-- WRITTEN PROBLEM --
Repeat every record below exactly, leaving out the pictures.

Records about charts and figures:

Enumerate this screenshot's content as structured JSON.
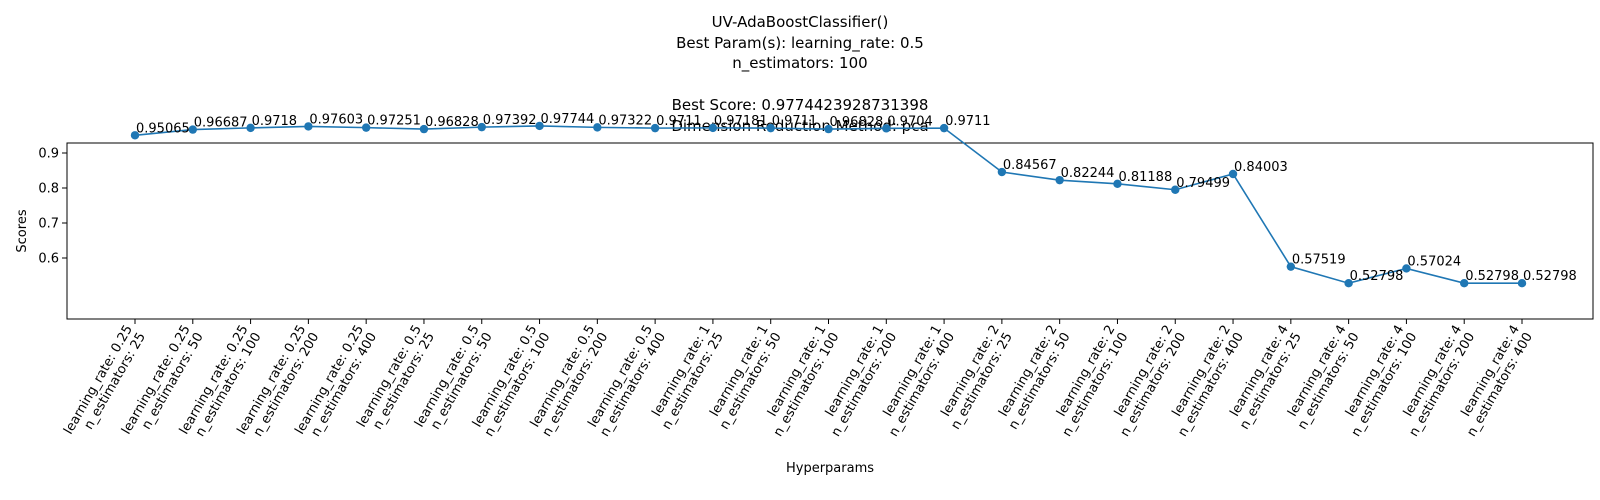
{
  "chart_data": {
    "type": "line",
    "title_lines": [
      "UV-AdaBoostClassifier()",
      "Best Param(s): learning_rate: 0.5",
      "n_estimators: 100",
      "",
      "Best Score: 0.9774423928731398",
      "Dimension Reduction Method: pca"
    ],
    "xlabel": "Hyperparams",
    "ylabel": "Scores",
    "ylim": [
      0.5,
      1.0
    ],
    "yticks": [
      "0.6",
      "0.7",
      "0.8",
      "0.9"
    ],
    "grid": false,
    "marker": "circle",
    "series_color": "#1f77b4",
    "categories": [
      [
        "learning_rate: 0.25",
        "n_estimators: 25"
      ],
      [
        "learning_rate: 0.25",
        "n_estimators: 50"
      ],
      [
        "learning_rate: 0.25",
        "n_estimators: 100"
      ],
      [
        "learning_rate: 0.25",
        "n_estimators: 200"
      ],
      [
        "learning_rate: 0.25",
        "n_estimators: 400"
      ],
      [
        "learning_rate: 0.5",
        "n_estimators: 25"
      ],
      [
        "learning_rate: 0.5",
        "n_estimators: 50"
      ],
      [
        "learning_rate: 0.5",
        "n_estimators: 100"
      ],
      [
        "learning_rate: 0.5",
        "n_estimators: 200"
      ],
      [
        "learning_rate: 0.5",
        "n_estimators: 400"
      ],
      [
        "learning_rate: 1",
        "n_estimators: 25"
      ],
      [
        "learning_rate: 1",
        "n_estimators: 50"
      ],
      [
        "learning_rate: 1",
        "n_estimators: 100"
      ],
      [
        "learning_rate: 1",
        "n_estimators: 200"
      ],
      [
        "learning_rate: 1",
        "n_estimators: 400"
      ],
      [
        "learning_rate: 2",
        "n_estimators: 25"
      ],
      [
        "learning_rate: 2",
        "n_estimators: 50"
      ],
      [
        "learning_rate: 2",
        "n_estimators: 100"
      ],
      [
        "learning_rate: 2",
        "n_estimators: 200"
      ],
      [
        "learning_rate: 2",
        "n_estimators: 400"
      ],
      [
        "learning_rate: 4",
        "n_estimators: 25"
      ],
      [
        "learning_rate: 4",
        "n_estimators: 50"
      ],
      [
        "learning_rate: 4",
        "n_estimators: 100"
      ],
      [
        "learning_rate: 4",
        "n_estimators: 200"
      ],
      [
        "learning_rate: 4",
        "n_estimators: 400"
      ]
    ],
    "values": [
      0.95065,
      0.96687,
      0.9718,
      0.97603,
      0.97251,
      0.96828,
      0.97392,
      0.97744,
      0.97322,
      0.9711,
      0.97181,
      0.9711,
      0.96828,
      0.9704,
      0.9711,
      0.84567,
      0.82244,
      0.81188,
      0.79499,
      0.84003,
      0.57519,
      0.52798,
      0.57024,
      0.52798,
      0.52798
    ],
    "data_labels": [
      "0.95065",
      "0.96687",
      "0.9718",
      "0.97603",
      "0.97251",
      "0.96828",
      "0.97392",
      "0.97744",
      "0.97322",
      "0.9711",
      "0.97181",
      "0.9711",
      "0.96828",
      "0.9704",
      "0.9711",
      "0.84567",
      "0.82244",
      "0.81188",
      "0.79499",
      "0.84003",
      "0.57519",
      "0.52798",
      "0.57024",
      "0.52798",
      "0.52798"
    ]
  }
}
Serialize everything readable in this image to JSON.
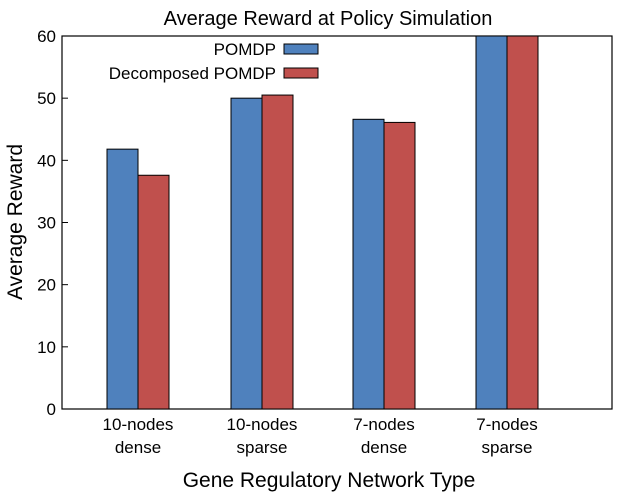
{
  "chart_data": {
    "type": "bar",
    "title": "Average Reward at Policy Simulation",
    "xlabel": "Gene Regulatory Network Type",
    "ylabel": "Average Reward",
    "categories": [
      [
        "10-nodes",
        "dense"
      ],
      [
        "10-nodes",
        "sparse"
      ],
      [
        "7-nodes",
        "dense"
      ],
      [
        "7-nodes",
        "sparse"
      ]
    ],
    "series": [
      {
        "name": "POMDP",
        "color": "#4f81bd",
        "values": [
          41.8,
          50.0,
          46.6,
          60.0
        ]
      },
      {
        "name": "Decomposed POMDP",
        "color": "#c0504d",
        "values": [
          37.6,
          50.5,
          46.1,
          60.0
        ]
      }
    ],
    "ylim": [
      0,
      60
    ],
    "yticks": [
      0,
      10,
      20,
      30,
      40,
      50,
      60
    ],
    "grid": false,
    "legend": "top-center"
  }
}
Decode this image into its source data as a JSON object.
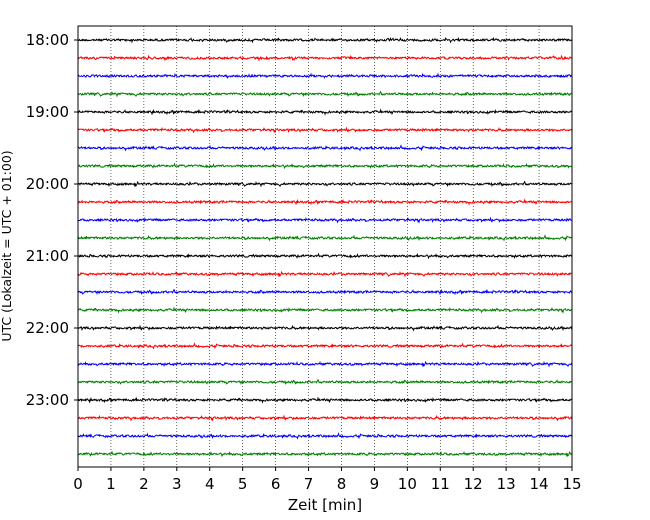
{
  "chart_data": {
    "type": "line",
    "title": "",
    "xlabel": "Zeit  [min]",
    "ylabel": "UTC (Lokalzeit = UTC + 01:00)",
    "xlim": [
      0,
      15
    ],
    "xticks": [
      0,
      1,
      2,
      3,
      4,
      5,
      6,
      7,
      8,
      9,
      10,
      11,
      12,
      13,
      14,
      15
    ],
    "yticks": [
      "18:00",
      "19:00",
      "20:00",
      "21:00",
      "22:00",
      "23:00"
    ],
    "trace_start": "18:00",
    "trace_interval_min": 15,
    "trace_count": 24,
    "trace_colors": [
      "#000000",
      "#ff0000",
      "#0000ff",
      "#008000"
    ],
    "grid": "vertical dotted lines at each minute",
    "legend": "none"
  }
}
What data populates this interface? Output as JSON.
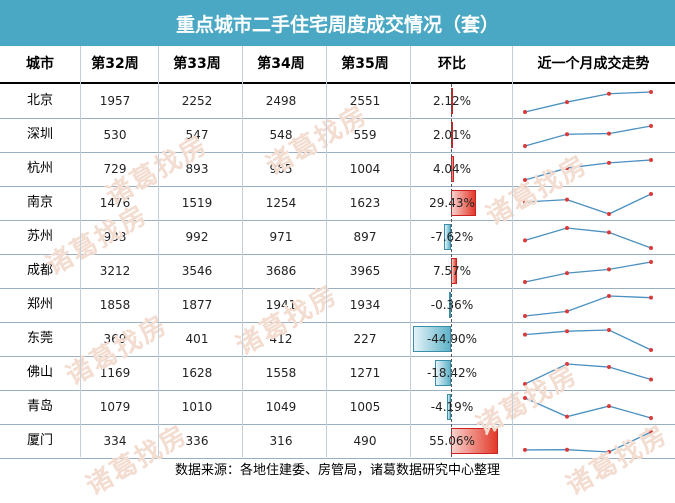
{
  "title": "重点城市二手住宅周度成交情况（套）",
  "headers": [
    "城市",
    "第32周",
    "第33周",
    "第34周",
    "第35周",
    "环比",
    "近一个月成交走势"
  ],
  "footer": "数据来源：各地住建委、房管局，诸葛数据研究中心整理",
  "watermark": "诸葛找房",
  "colors": {
    "header_bg": "#4aa8c4",
    "positive": "#e23a2a",
    "negative": "#5fb3c9",
    "spark_line": "#4a90c0",
    "spark_dot": "#d93a3a"
  },
  "chart_data": {
    "type": "table",
    "columns": [
      "城市",
      "第32周",
      "第33周",
      "第34周",
      "第35周",
      "环比"
    ],
    "rows": [
      {
        "city": "北京",
        "weeks": [
          1957,
          2252,
          2498,
          2551
        ],
        "change": 2.12,
        "change_label": "2.12%"
      },
      {
        "city": "深圳",
        "weeks": [
          530,
          547,
          548,
          559
        ],
        "change": 2.01,
        "change_label": "2.01%"
      },
      {
        "city": "杭州",
        "weeks": [
          729,
          893,
          965,
          1004
        ],
        "change": 4.04,
        "change_label": "4.04%"
      },
      {
        "city": "南京",
        "weeks": [
          1476,
          1519,
          1254,
          1623
        ],
        "change": 29.43,
        "change_label": "29.43%"
      },
      {
        "city": "苏州",
        "weeks": [
          933,
          992,
          971,
          897
        ],
        "change": -7.62,
        "change_label": "-7.62%"
      },
      {
        "city": "成都",
        "weeks": [
          3212,
          3546,
          3686,
          3965
        ],
        "change": 7.57,
        "change_label": "7.57%"
      },
      {
        "city": "郑州",
        "weeks": [
          1858,
          1877,
          1941,
          1934
        ],
        "change": -0.36,
        "change_label": "-0.36%"
      },
      {
        "city": "东莞",
        "weeks": [
          369,
          401,
          412,
          227
        ],
        "change": -44.9,
        "change_label": "-44.90%"
      },
      {
        "city": "佛山",
        "weeks": [
          1169,
          1628,
          1558,
          1271
        ],
        "change": -18.42,
        "change_label": "-18.42%"
      },
      {
        "city": "青岛",
        "weeks": [
          1079,
          1010,
          1049,
          1005
        ],
        "change": -4.19,
        "change_label": "-4.19%"
      },
      {
        "city": "厦门",
        "weeks": [
          334,
          336,
          316,
          490
        ],
        "change": 55.06,
        "change_label": "55.06%"
      }
    ]
  }
}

-- TASK RESULT --
Enumerate this screenshot's content as structured JSON.
{
  "chart_data": {
    "type": "line",
    "title_lines": [
      "UV-AdaBoostClassifier()",
      "Best Param(s): learning_rate: 0.5",
      "n_estimators: 100",
      "",
      "Best Score: 0.9774423928731398",
      "Dimension Reduction Method: pca"
    ],
    "xlabel": "Hyperparams",
    "ylabel": "Scores",
    "ylim": [
      0.5,
      1.0
    ],
    "yticks": [
      "0.6",
      "0.7",
      "0.8",
      "0.9"
    ],
    "grid": false,
    "marker": "circle",
    "series_color": "#1f77b4",
    "categories": [
      [
        "learning_rate: 0.25",
        "n_estimators: 25"
      ],
      [
        "learning_rate: 0.25",
        "n_estimators: 50"
      ],
      [
        "learning_rate: 0.25",
        "n_estimators: 100"
      ],
      [
        "learning_rate: 0.25",
        "n_estimators: 200"
      ],
      [
        "learning_rate: 0.25",
        "n_estimators: 400"
      ],
      [
        "learning_rate: 0.5",
        "n_estimators: 25"
      ],
      [
        "learning_rate: 0.5",
        "n_estimators: 50"
      ],
      [
        "learning_rate: 0.5",
        "n_estimators: 100"
      ],
      [
        "learning_rate: 0.5",
        "n_estimators: 200"
      ],
      [
        "learning_rate: 0.5",
        "n_estimators: 400"
      ],
      [
        "learning_rate: 1",
        "n_estimators: 25"
      ],
      [
        "learning_rate: 1",
        "n_estimators: 50"
      ],
      [
        "learning_rate: 1",
        "n_estimators: 100"
      ],
      [
        "learning_rate: 1",
        "n_estimators: 200"
      ],
      [
        "learning_rate: 1",
        "n_estimators: 400"
      ],
      [
        "learning_rate: 2",
        "n_estimators: 25"
      ],
      [
        "learning_rate: 2",
        "n_estimators: 50"
      ],
      [
        "learning_rate: 2",
        "n_estimators: 100"
      ],
      [
        "learning_rate: 2",
        "n_estimators: 200"
      ],
      [
        "learning_rate: 2",
        "n_estimators: 400"
      ],
      [
        "learning_rate: 4",
        "n_estimators: 25"
      ],
      [
        "learning_rate: 4",
        "n_estimators: 50"
      ],
      [
        "learning_rate: 4",
        "n_estimators: 100"
      ],
      [
        "learning_rate: 4",
        "n_estimators: 200"
      ],
      [
        "learning_rate: 4",
        "n_estimators: 400"
      ]
    ],
    "values": [
      0.95065,
      0.96687,
      0.9718,
      0.97603,
      0.97251,
      0.96828,
      0.97392,
      0.97744,
      0.97322,
      0.9711,
      0.97181,
      0.9711,
      0.96828,
      0.9704,
      0.9711,
      0.84567,
      0.82244,
      0.81188,
      0.79499,
      0.84003,
      0.57519,
      0.52798,
      0.57024,
      0.52798,
      0.52798
    ],
    "data_labels": [
      "0.95065",
      "0.96687",
      "0.9718",
      "0.97603",
      "0.97251",
      "0.96828",
      "0.97392",
      "0.97744",
      "0.97322",
      "0.9711",
      "0.97181",
      "0.9711",
      "0.96828",
      "0.9704",
      "0.9711",
      "0.84567",
      "0.82244",
      "0.81188",
      "0.79499",
      "0.84003",
      "0.57519",
      "0.52798",
      "0.57024",
      "0.52798",
      "0.52798"
    ]
  }
}
Serialize everything readable in this image to JSON.
{
  "chart_data": {
    "type": "bar",
    "title": "Average Reward at Policy Simulation",
    "xlabel": "Gene Regulatory Network Type",
    "ylabel": "Average Reward",
    "categories": [
      [
        "10-nodes",
        "dense"
      ],
      [
        "10-nodes",
        "sparse"
      ],
      [
        "7-nodes",
        "dense"
      ],
      [
        "7-nodes",
        "sparse"
      ]
    ],
    "series": [
      {
        "name": "POMDP",
        "color": "#4f81bd",
        "values": [
          41.8,
          50.0,
          46.6,
          60.0
        ]
      },
      {
        "name": "Decomposed POMDP",
        "color": "#c0504d",
        "values": [
          37.6,
          50.5,
          46.1,
          60.0
        ]
      }
    ],
    "ylim": [
      0,
      60
    ],
    "yticks": [
      0,
      10,
      20,
      30,
      40,
      50,
      60
    ],
    "grid": false,
    "legend": "top-center"
  }
}
Decode this image into its source data as a JSON object.
{
  "chart_data": {
    "type": "line",
    "title": "",
    "xlabel": "Zeit  [min]",
    "ylabel": "UTC (Lokalzeit = UTC + 01:00)",
    "xlim": [
      0,
      15
    ],
    "xticks": [
      0,
      1,
      2,
      3,
      4,
      5,
      6,
      7,
      8,
      9,
      10,
      11,
      12,
      13,
      14,
      15
    ],
    "yticks": [
      "18:00",
      "19:00",
      "20:00",
      "21:00",
      "22:00",
      "23:00"
    ],
    "trace_start": "18:00",
    "trace_interval_min": 15,
    "trace_count": 24,
    "trace_colors": [
      "#000000",
      "#ff0000",
      "#0000ff",
      "#008000"
    ],
    "grid": "vertical dotted lines at each minute",
    "legend": "none"
  }
}
What data populates this interface? Output as JSON.
{
  "title": "重点城市二手住宅周度成交情况（套）",
  "headers": [
    "城市",
    "第32周",
    "第33周",
    "第34周",
    "第35周",
    "环比",
    "近一个月成交走势"
  ],
  "footer": "数据来源：各地住建委、房管局，诸葛数据研究中心整理",
  "watermark": "诸葛找房",
  "colors": {
    "header_bg": "#4aa8c4",
    "positive": "#e23a2a",
    "negative": "#5fb3c9",
    "spark_line": "#4a90c0",
    "spark_dot": "#d93a3a"
  },
  "chart_data": {
    "type": "table",
    "columns": [
      "城市",
      "第32周",
      "第33周",
      "第34周",
      "第35周",
      "环比"
    ],
    "rows": [
      {
        "city": "北京",
        "weeks": [
          1957,
          2252,
          2498,
          2551
        ],
        "change": 2.12,
        "change_label": "2.12%"
      },
      {
        "city": "深圳",
        "weeks": [
          530,
          547,
          548,
          559
        ],
        "change": 2.01,
        "change_label": "2.01%"
      },
      {
        "city": "杭州",
        "weeks": [
          729,
          893,
          965,
          1004
        ],
        "change": 4.04,
        "change_label": "4.04%"
      },
      {
        "city": "南京",
        "weeks": [
          1476,
          1519,
          1254,
          1623
        ],
        "change": 29.43,
        "change_label": "29.43%"
      },
      {
        "city": "苏州",
        "weeks": [
          933,
          992,
          971,
          897
        ],
        "change": -7.62,
        "change_label": "-7.62%"
      },
      {
        "city": "成都",
        "weeks": [
          3212,
          3546,
          3686,
          3965
        ],
        "change": 7.57,
        "change_label": "7.57%"
      },
      {
        "city": "郑州",
        "weeks": [
          1858,
          1877,
          1941,
          1934
        ],
        "change": -0.36,
        "change_label": "-0.36%"
      },
      {
        "city": "东莞",
        "weeks": [
          369,
          401,
          412,
          227
        ],
        "change": -44.9,
        "change_label": "-44.90%"
      },
      {
        "city": "佛山",
        "weeks": [
          1169,
          1628,
          1558,
          1271
        ],
        "change": -18.42,
        "change_label": "-18.42%"
      },
      {
        "city": "青岛",
        "weeks": [
          1079,
          1010,
          1049,
          1005
        ],
        "change": -4.19,
        "change_label": "-4.19%"
      },
      {
        "city": "厦门",
        "weeks": [
          334,
          336,
          316,
          490
        ],
        "change": 55.06,
        "change_label": "55.06%"
      }
    ]
  }
}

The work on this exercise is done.